__WRITTEN PROBLEM__:
Single out the lines that include the word "JSON". Copy them.

__DATA EXTRACT__:
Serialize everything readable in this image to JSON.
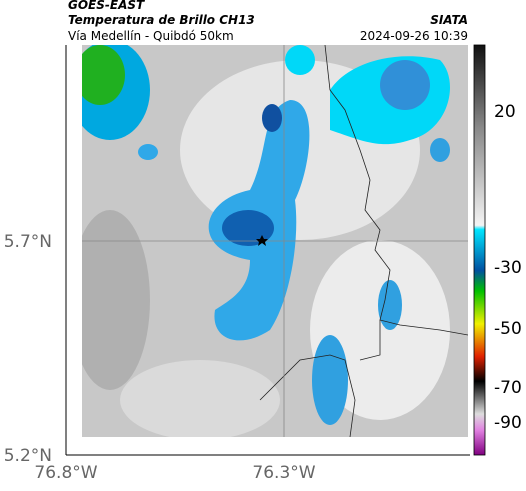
{
  "header": {
    "source": "GOES-EAST",
    "title": "Temperatura de Brillo CH13",
    "subtitle": "Vía Medellín - Quibdó 50km",
    "agency": "SIATA",
    "datetime": "2024-09-26 10:39"
  },
  "map": {
    "lat_labels": [
      "5.7°N",
      "5.2°N"
    ],
    "lon_labels": [
      "76.8°W",
      "76.3°W"
    ]
  },
  "colorbar": {
    "ticks": [
      20,
      -30,
      -50,
      -70,
      -90
    ]
  }
}
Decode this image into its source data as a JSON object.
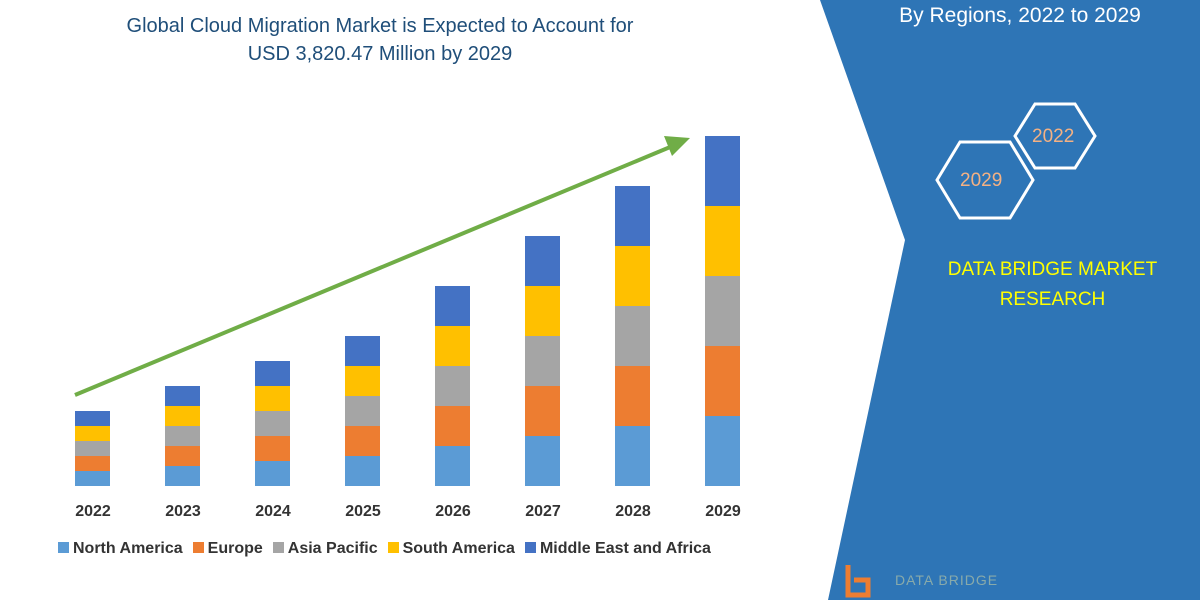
{
  "title_line1": "Global Cloud Migration Market is Expected to Account for",
  "title_line2": "USD 3,820.47 Million by 2029",
  "side_title": "By Regions, 2022 to 2029",
  "hex_labels": [
    "2022",
    "2029"
  ],
  "brand_line1": "DATA BRIDGE MARKET",
  "brand_line2": "RESEARCH",
  "logo_text": "DATA BRIDGE",
  "colors": {
    "panel": "#2e75b6",
    "arrow": "#70ad47"
  },
  "chart_data": {
    "type": "bar",
    "stacked": true,
    "categories": [
      "2022",
      "2023",
      "2024",
      "2025",
      "2026",
      "2027",
      "2028",
      "2029"
    ],
    "series": [
      {
        "name": "North America",
        "color": "#5b9bd5",
        "values": [
          15,
          20,
          25,
          30,
          40,
          50,
          60,
          70
        ]
      },
      {
        "name": "Europe",
        "color": "#ed7d31",
        "values": [
          15,
          20,
          25,
          30,
          40,
          50,
          60,
          70
        ]
      },
      {
        "name": "Asia Pacific",
        "color": "#a5a5a5",
        "values": [
          15,
          20,
          25,
          30,
          40,
          50,
          60,
          70
        ]
      },
      {
        "name": "South America",
        "color": "#ffc000",
        "values": [
          15,
          20,
          25,
          30,
          40,
          50,
          60,
          70
        ]
      },
      {
        "name": "Middle East and Africa",
        "color": "#4472c4",
        "values": [
          15,
          20,
          25,
          30,
          40,
          50,
          60,
          70
        ]
      }
    ],
    "legend": "bottom",
    "grid": false,
    "trend_arrow": true
  }
}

__RESPONSE BELOW__:
Serialize everything readable in this image to JSON.
Decode this image into its source data as a JSON object.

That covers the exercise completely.